* Begin DATA TO PROCESS *
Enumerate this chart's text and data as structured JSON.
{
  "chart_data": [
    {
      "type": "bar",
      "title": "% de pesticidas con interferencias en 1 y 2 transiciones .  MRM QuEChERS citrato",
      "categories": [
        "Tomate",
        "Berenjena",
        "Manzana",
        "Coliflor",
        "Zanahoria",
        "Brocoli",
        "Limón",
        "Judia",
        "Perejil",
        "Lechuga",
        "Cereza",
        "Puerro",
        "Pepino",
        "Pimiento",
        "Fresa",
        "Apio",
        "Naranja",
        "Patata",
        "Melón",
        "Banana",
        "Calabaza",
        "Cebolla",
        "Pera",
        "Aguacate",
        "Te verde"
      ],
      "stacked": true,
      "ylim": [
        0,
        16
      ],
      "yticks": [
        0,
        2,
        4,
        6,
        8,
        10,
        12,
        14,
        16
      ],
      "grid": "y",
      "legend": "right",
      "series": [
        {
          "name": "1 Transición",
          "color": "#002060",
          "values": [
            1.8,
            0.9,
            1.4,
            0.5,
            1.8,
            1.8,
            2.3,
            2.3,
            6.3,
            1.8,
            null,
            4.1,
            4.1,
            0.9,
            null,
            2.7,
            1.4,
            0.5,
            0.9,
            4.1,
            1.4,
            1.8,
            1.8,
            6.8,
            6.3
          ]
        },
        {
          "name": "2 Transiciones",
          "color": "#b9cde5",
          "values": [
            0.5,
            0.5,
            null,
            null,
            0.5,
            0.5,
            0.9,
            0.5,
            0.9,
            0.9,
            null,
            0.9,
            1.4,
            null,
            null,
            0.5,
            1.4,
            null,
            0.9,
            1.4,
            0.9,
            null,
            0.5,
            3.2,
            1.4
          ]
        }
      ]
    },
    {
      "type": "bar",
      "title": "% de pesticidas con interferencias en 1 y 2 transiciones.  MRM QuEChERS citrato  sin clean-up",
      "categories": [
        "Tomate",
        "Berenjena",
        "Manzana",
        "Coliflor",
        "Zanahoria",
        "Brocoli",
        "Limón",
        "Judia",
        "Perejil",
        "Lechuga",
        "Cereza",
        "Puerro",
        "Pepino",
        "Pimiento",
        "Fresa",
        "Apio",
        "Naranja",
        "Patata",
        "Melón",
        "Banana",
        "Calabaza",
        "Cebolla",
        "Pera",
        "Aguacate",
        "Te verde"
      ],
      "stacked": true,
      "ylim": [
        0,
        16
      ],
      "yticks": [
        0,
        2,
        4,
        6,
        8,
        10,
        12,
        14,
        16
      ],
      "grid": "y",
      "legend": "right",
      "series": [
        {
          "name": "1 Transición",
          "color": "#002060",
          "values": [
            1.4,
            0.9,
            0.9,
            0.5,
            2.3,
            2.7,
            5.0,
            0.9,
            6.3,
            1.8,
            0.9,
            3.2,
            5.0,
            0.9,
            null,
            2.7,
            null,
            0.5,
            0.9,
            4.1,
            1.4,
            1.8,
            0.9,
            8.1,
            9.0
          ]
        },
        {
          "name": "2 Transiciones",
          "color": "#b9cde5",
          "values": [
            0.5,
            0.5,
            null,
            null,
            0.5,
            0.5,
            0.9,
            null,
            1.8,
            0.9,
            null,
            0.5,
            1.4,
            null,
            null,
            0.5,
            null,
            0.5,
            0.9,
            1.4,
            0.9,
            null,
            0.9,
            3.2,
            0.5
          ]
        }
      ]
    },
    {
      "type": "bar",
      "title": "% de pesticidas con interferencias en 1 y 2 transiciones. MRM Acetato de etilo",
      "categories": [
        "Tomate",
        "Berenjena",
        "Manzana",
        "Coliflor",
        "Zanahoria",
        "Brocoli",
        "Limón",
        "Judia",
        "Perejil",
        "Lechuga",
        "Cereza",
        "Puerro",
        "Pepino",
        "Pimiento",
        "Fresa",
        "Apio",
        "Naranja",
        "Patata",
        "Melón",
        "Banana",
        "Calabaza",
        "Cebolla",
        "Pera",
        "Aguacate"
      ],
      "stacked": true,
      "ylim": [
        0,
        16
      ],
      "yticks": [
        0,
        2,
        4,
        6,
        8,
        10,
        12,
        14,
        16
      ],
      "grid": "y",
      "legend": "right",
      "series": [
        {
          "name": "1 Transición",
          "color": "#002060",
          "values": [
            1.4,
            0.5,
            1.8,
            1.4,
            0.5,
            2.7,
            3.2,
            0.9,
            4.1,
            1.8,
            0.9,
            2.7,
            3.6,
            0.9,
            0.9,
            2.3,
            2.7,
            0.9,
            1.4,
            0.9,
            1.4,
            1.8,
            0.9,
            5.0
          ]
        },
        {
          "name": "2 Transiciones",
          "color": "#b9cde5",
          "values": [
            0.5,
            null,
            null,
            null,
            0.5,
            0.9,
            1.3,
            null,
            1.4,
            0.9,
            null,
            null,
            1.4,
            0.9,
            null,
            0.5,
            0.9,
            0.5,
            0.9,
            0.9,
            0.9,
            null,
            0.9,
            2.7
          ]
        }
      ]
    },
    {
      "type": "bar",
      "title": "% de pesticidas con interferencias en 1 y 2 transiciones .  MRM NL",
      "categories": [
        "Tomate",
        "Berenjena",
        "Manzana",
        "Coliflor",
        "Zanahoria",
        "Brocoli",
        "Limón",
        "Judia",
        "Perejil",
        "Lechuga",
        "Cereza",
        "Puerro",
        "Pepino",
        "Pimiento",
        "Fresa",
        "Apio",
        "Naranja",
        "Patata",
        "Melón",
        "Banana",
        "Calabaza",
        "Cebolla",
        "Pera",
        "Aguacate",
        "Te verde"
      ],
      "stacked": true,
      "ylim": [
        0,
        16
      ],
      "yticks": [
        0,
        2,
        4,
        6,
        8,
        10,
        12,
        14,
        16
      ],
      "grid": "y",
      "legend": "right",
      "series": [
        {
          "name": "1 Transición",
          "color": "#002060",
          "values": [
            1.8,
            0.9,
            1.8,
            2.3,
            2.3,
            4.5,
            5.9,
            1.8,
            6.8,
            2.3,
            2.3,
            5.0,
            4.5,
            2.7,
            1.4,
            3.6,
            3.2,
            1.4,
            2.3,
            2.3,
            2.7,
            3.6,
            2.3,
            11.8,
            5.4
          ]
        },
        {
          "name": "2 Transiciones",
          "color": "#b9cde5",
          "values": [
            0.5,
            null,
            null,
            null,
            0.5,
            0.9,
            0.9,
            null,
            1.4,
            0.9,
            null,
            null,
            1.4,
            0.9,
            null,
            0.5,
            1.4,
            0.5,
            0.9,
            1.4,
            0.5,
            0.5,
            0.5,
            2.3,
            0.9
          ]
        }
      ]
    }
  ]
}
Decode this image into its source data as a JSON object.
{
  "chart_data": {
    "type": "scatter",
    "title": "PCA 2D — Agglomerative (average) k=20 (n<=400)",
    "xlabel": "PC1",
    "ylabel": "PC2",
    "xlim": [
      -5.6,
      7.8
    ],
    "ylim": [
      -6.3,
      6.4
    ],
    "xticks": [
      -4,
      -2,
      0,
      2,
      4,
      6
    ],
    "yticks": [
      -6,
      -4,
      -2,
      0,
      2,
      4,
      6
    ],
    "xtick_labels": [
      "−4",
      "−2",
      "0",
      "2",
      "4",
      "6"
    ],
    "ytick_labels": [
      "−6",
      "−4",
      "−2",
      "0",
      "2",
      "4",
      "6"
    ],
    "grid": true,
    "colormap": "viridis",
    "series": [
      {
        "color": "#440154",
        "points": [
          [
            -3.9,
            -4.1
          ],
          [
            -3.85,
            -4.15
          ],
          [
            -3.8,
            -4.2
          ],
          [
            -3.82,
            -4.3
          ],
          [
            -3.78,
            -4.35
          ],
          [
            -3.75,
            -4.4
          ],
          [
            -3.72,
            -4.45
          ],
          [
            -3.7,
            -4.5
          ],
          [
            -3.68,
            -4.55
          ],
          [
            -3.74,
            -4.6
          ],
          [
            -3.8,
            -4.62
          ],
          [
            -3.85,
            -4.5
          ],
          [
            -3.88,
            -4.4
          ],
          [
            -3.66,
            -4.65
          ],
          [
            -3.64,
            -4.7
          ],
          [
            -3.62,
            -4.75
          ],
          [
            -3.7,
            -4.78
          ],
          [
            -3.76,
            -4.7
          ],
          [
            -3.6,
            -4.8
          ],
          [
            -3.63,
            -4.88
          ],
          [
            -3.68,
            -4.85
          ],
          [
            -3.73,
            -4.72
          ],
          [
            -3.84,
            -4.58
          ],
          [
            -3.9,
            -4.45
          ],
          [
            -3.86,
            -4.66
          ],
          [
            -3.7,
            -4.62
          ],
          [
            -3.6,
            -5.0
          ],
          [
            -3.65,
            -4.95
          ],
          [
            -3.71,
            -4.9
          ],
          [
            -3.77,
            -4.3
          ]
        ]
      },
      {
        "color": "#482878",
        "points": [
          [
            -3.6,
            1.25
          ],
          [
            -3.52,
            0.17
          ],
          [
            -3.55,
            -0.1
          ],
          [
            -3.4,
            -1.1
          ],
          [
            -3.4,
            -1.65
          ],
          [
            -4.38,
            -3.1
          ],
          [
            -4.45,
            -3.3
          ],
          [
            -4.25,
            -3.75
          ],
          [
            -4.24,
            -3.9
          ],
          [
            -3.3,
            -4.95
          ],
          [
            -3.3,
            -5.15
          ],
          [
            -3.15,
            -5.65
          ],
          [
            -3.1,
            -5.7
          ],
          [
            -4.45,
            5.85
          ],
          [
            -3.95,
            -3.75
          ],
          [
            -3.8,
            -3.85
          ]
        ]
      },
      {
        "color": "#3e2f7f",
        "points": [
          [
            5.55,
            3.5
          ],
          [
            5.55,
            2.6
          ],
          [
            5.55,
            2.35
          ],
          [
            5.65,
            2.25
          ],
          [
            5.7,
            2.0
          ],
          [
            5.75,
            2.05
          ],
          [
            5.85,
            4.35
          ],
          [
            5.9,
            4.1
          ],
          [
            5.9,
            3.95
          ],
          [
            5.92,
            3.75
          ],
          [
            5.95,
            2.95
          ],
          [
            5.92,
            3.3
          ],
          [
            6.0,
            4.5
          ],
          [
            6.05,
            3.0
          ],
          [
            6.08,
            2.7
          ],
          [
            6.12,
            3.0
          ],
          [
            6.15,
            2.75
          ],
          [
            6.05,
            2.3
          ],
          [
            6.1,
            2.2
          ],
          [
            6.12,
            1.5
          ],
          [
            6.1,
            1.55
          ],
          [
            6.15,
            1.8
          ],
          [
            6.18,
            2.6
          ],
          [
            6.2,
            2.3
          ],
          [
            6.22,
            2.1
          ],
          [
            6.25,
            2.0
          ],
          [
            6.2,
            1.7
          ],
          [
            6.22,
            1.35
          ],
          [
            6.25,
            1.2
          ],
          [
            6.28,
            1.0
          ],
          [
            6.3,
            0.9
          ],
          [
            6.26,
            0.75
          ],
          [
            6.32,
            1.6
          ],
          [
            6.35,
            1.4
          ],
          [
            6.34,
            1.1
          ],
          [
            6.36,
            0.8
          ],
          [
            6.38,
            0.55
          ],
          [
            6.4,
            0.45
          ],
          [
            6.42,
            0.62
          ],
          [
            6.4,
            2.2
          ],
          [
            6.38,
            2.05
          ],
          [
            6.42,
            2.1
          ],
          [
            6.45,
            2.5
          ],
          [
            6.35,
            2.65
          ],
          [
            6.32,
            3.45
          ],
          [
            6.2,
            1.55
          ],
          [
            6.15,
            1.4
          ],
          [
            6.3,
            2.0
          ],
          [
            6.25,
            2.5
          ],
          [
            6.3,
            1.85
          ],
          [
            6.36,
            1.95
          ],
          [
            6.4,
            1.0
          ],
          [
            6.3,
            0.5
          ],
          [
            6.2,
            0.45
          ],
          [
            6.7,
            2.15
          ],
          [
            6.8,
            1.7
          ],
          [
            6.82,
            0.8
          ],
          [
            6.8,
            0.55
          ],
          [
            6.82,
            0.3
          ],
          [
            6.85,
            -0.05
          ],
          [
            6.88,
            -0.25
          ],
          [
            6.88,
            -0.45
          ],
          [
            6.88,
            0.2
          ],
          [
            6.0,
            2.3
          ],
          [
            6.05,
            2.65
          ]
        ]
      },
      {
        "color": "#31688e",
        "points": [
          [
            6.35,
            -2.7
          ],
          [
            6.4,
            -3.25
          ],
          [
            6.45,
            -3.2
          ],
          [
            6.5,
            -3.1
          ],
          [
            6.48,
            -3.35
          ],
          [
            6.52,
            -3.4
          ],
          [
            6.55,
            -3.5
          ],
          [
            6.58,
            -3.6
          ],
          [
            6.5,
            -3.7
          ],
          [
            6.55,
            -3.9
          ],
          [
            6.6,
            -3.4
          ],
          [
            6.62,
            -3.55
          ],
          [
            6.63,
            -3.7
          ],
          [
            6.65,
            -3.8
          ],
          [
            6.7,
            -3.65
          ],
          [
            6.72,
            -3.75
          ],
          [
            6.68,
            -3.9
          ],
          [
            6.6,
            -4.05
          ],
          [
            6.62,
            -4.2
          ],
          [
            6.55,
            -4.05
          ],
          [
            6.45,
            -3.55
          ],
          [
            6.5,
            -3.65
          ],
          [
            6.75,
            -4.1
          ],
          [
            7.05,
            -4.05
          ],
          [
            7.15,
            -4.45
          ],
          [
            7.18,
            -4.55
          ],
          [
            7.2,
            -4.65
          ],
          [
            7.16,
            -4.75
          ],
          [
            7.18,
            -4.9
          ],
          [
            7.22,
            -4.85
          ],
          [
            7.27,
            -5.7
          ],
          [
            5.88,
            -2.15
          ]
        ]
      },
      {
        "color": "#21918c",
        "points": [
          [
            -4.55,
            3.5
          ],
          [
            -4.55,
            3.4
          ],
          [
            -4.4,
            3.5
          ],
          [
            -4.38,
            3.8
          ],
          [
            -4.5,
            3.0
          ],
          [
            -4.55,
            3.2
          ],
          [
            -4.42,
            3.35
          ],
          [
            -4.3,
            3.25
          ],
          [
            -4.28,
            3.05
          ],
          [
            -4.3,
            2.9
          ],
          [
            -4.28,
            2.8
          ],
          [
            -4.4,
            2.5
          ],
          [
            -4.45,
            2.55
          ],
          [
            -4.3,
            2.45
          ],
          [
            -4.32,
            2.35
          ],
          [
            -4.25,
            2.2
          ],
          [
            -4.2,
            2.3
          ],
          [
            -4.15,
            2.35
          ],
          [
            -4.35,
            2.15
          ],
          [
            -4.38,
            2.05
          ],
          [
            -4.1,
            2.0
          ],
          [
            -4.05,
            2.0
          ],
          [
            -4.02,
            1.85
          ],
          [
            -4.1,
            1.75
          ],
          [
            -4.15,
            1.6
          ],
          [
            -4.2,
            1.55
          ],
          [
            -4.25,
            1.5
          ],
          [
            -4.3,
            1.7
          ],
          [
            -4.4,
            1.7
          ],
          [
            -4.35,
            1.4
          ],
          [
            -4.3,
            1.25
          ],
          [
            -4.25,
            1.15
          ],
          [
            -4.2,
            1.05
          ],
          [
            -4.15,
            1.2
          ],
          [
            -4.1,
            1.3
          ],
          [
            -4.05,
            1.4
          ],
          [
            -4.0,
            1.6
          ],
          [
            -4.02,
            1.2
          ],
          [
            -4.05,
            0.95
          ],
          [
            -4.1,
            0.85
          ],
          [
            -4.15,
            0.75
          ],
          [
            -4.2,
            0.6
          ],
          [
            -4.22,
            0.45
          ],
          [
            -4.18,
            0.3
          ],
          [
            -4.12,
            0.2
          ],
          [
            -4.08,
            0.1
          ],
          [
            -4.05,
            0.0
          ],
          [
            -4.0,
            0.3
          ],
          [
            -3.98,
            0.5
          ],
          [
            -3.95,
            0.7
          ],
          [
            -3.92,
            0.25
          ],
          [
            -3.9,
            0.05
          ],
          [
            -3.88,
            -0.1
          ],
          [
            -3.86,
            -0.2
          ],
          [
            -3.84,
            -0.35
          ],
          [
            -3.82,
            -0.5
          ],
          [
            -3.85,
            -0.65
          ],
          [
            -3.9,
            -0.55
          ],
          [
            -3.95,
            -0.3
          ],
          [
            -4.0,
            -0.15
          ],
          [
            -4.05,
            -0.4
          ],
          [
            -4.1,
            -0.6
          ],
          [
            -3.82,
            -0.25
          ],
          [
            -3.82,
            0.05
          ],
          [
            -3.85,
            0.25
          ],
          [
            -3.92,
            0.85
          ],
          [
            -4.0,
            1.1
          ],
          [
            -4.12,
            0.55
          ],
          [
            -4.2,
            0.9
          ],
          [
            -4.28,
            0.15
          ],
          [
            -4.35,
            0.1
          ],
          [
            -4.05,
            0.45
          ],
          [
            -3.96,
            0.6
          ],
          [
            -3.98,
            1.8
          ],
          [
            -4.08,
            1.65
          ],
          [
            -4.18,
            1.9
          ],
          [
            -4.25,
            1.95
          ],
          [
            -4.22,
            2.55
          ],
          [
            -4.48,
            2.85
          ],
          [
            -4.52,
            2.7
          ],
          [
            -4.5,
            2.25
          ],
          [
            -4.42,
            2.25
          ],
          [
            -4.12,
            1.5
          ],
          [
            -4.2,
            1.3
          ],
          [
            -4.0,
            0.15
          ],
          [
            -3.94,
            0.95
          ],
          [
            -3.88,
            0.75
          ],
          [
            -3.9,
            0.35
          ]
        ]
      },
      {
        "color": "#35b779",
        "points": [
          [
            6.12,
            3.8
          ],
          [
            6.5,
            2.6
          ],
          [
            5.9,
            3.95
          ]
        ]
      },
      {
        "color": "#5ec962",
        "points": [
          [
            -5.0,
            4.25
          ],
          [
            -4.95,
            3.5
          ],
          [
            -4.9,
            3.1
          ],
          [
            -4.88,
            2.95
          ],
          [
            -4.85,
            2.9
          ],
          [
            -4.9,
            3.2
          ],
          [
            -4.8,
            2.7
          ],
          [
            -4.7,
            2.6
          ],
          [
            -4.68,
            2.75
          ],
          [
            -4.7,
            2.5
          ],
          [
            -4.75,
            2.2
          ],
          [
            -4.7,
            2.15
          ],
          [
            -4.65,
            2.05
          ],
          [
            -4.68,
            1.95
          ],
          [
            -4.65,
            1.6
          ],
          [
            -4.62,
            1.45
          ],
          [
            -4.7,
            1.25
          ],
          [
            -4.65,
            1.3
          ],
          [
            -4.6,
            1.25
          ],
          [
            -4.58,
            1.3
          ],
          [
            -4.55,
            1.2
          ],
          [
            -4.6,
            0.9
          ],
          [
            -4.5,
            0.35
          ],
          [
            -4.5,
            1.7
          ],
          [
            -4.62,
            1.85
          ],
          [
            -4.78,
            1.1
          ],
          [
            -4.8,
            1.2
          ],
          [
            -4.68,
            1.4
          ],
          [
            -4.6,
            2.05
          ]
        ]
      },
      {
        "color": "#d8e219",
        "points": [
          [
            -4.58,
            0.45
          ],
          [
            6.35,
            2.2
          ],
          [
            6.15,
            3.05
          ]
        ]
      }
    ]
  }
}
* End DATA TO PROCESS *
[SHORT TASK] Locate and copy each line in the data above that includes the word "title".

[RESPONSE BELOW]
      "title": "% de pesticidas con interferencias en 1 y 2 transiciones .  MRM QuEChERS citrato",
      "title": "% de pesticidas con interferencias en 1 y 2 transiciones.  MRM QuEChERS citrato  sin clean-up",
      "title": "% de pesticidas con interferencias en 1 y 2 transiciones. MRM Acetato de etilo",
      "title": "% de pesticidas con interferencias en 1 y 2 transiciones .  MRM NL",
    "title": "PCA 2D — Agglomerative (average) k=20 (n<=400)",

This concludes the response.